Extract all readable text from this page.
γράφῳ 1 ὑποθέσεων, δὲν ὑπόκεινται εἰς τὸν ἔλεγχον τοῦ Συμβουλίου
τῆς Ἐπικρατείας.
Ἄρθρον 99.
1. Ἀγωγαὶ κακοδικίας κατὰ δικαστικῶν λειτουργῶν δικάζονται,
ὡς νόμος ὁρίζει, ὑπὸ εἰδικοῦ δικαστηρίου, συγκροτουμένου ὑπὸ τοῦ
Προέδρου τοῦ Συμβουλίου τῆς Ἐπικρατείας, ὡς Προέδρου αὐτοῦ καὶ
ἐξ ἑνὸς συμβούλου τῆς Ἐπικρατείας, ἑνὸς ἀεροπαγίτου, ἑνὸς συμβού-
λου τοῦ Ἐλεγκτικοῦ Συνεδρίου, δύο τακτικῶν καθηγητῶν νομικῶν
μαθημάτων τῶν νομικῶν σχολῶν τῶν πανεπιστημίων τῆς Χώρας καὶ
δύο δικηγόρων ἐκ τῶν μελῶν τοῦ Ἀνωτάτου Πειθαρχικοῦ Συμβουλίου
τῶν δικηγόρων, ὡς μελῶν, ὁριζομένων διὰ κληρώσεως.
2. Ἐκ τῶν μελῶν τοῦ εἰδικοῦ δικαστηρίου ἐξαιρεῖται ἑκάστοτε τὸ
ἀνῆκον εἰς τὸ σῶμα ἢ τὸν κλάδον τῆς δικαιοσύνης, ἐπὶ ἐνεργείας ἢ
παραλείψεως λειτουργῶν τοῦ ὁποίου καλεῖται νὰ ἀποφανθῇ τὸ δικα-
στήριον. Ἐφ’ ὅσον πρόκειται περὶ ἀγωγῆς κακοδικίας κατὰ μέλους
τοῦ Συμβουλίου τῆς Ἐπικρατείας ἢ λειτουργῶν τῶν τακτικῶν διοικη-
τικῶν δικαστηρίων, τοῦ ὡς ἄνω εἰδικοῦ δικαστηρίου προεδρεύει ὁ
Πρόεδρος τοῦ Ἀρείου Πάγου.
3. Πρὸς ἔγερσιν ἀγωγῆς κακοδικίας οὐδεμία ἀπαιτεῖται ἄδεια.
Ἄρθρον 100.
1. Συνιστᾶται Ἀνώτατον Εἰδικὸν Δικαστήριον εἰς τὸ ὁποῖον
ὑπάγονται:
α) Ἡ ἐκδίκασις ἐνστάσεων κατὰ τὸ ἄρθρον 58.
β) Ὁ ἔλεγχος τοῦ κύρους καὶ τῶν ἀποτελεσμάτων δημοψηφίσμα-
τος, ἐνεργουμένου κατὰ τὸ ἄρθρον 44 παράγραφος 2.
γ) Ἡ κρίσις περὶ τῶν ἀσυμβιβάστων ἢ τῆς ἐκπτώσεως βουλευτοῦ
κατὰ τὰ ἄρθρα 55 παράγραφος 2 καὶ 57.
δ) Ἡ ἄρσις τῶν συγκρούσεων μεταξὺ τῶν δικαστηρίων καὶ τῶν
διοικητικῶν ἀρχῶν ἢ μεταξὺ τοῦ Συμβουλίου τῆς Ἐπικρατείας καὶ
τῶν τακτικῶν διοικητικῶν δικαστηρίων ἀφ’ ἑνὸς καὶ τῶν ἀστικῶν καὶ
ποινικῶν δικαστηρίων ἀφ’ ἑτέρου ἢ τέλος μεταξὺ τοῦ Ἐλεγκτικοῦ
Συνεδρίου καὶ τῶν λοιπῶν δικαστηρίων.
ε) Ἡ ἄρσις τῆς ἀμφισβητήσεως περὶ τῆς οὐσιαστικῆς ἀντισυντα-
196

DO THIS — All lines above with "κακοδικίας" in them should be returned.

FULL ANSWER —
1. Ἀγωγαὶ κακοδικίας κατὰ δικαστικῶν λειτουργῶν δικάζονται,
στήριον. Ἐφ’ ὅσον πρόκειται περὶ ἀγωγῆς κακοδικίας κατὰ μέλους
3. Πρὸς ἔγερσιν ἀγωγῆς κακοδικίας οὐδεμία ἀπαιτεῖται ἄδεια.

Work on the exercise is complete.